**INSTRUCTION:**
Write the listing out again, all of it, word for word.

********************

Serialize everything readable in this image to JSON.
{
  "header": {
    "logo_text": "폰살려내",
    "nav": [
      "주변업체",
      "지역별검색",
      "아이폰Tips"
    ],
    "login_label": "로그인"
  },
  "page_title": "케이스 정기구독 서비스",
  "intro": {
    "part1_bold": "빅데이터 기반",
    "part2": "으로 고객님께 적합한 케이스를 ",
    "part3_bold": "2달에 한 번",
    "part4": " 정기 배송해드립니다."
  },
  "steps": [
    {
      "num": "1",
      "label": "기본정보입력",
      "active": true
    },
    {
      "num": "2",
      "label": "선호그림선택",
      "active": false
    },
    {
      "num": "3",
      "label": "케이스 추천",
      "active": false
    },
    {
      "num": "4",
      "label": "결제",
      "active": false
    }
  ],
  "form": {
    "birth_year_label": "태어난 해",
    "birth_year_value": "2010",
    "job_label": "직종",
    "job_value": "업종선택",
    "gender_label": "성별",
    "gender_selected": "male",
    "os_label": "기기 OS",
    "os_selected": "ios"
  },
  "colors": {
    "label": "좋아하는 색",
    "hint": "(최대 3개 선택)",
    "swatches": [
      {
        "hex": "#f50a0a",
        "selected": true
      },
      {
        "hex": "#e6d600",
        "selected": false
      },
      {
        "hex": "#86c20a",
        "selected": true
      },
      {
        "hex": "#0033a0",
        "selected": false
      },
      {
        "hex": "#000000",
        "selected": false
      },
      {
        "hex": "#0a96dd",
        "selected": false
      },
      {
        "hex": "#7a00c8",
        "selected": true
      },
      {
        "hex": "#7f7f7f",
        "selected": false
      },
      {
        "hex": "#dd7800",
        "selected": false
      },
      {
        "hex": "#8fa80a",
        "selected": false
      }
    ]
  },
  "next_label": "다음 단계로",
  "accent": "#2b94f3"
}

********************

**CORRECT RESULT:**
Serialize everything readable in this image to JSON.
{
  "header": {
    "logo_text": "폰살려내",
    "nav": [
      "주변업체",
      "지역별검색",
      "아이폰Tips"
    ],
    "login_label": "로그인"
  },
  "page_title": "케이스 정기구독 서비스",
  "intro": {
    "part1_bold": "빅데이터 기반",
    "part2": "으로 고객님께 적합한 케이스를 ",
    "part3_bold": "2달에 한 번",
    "part4": " 정기 배송해드립니다."
  },
  "steps": [
    {
      "num": "1",
      "label": "기본정보입력",
      "active": true
    },
    {
      "num": "2",
      "label": "선호그림선택",
      "active": false
    },
    {
      "num": "3",
      "label": "케이스 추천",
      "active": false
    },
    {
      "num": "4",
      "label": "결제",
      "active": false
    }
  ],
  "form": {
    "birth_year_label": "태어난 해",
    "birth_year_value": "2010",
    "job_label": "직종",
    "job_value": "업종선택",
    "gender_label": "성별",
    "gender_selected": "male",
    "os_label": "기기 OS",
    "os_selected": "ios"
  },
  "colors": {
    "label": "좋아하는 색",
    "hint": "(최대 3개 선택)",
    "swatches": [
      {
        "hex": "#f50a0a",
        "selected": true
      },
      {
        "hex": "#e6d600",
        "selected": false
      },
      {
        "hex": "#86c20a",
        "selected": true
      },
      {
        "hex": "#0033a0",
        "selected": false
      },
      {
        "hex": "#000000",
        "selected": false
      },
      {
        "hex": "#0a96dd",
        "selected": false
      },
      {
        "hex": "#7a00c8",
        "selected": true
      },
      {
        "hex": "#7f7f7f",
        "selected": false
      },
      {
        "hex": "#dd7800",
        "selected": false
      },
      {
        "hex": "#8fa80a",
        "selected": false
      }
    ]
  },
  "next_label": "다음 단계로",
  "accent": "#2b94f3"
}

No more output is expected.